Work item: Make an exact reproduction of all the data.

Records for the exercise:
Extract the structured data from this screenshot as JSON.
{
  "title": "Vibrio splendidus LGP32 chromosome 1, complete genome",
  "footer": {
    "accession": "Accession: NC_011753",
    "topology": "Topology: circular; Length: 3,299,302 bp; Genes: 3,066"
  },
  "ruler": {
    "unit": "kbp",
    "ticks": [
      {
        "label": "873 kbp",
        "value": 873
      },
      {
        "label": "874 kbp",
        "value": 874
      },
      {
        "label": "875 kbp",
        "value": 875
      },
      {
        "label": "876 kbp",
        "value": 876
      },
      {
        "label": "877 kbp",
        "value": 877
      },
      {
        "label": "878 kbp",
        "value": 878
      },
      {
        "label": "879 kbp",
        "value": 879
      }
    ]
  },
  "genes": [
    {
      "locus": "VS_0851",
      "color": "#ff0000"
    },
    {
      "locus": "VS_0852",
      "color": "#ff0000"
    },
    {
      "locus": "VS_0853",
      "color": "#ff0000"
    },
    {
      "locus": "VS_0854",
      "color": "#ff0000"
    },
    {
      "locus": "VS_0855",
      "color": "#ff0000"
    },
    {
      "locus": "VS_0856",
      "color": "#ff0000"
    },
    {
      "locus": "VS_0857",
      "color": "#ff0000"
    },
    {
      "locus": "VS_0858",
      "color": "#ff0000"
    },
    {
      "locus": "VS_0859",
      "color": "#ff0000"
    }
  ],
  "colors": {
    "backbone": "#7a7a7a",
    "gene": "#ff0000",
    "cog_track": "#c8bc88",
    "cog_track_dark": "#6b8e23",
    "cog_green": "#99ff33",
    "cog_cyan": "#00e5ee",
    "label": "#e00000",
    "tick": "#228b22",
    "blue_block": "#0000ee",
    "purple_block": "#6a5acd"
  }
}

Your solution:
Extract the structured data from this screenshot as JSON.
{
  "title": "Vibrio splendidus LGP32 chromosome 1, complete genome",
  "footer": {
    "accession": "Accession: NC_011753",
    "topology": "Topology: circular; Length: 3,299,302 bp; Genes: 3,066"
  },
  "ruler": {
    "unit": "kbp",
    "ticks": [
      {
        "label": "873 kbp",
        "value": 873
      },
      {
        "label": "874 kbp",
        "value": 874
      },
      {
        "label": "875 kbp",
        "value": 875
      },
      {
        "label": "876 kbp",
        "value": 876
      },
      {
        "label": "877 kbp",
        "value": 877
      },
      {
        "label": "878 kbp",
        "value": 878
      },
      {
        "label": "879 kbp",
        "value": 879
      }
    ]
  },
  "genes": [
    {
      "locus": "VS_0851",
      "color": "#ff0000"
    },
    {
      "locus": "VS_0852",
      "color": "#ff0000"
    },
    {
      "locus": "VS_0853",
      "color": "#ff0000"
    },
    {
      "locus": "VS_0854",
      "color": "#ff0000"
    },
    {
      "locus": "VS_0855",
      "color": "#ff0000"
    },
    {
      "locus": "VS_0856",
      "color": "#ff0000"
    },
    {
      "locus": "VS_0857",
      "color": "#ff0000"
    },
    {
      "locus": "VS_0858",
      "color": "#ff0000"
    },
    {
      "locus": "VS_0859",
      "color": "#ff0000"
    }
  ],
  "colors": {
    "backbone": "#7a7a7a",
    "gene": "#ff0000",
    "cog_track": "#c8bc88",
    "cog_track_dark": "#6b8e23",
    "cog_green": "#99ff33",
    "cog_cyan": "#00e5ee",
    "label": "#e00000",
    "tick": "#228b22",
    "blue_block": "#0000ee",
    "purple_block": "#6a5acd"
  }
}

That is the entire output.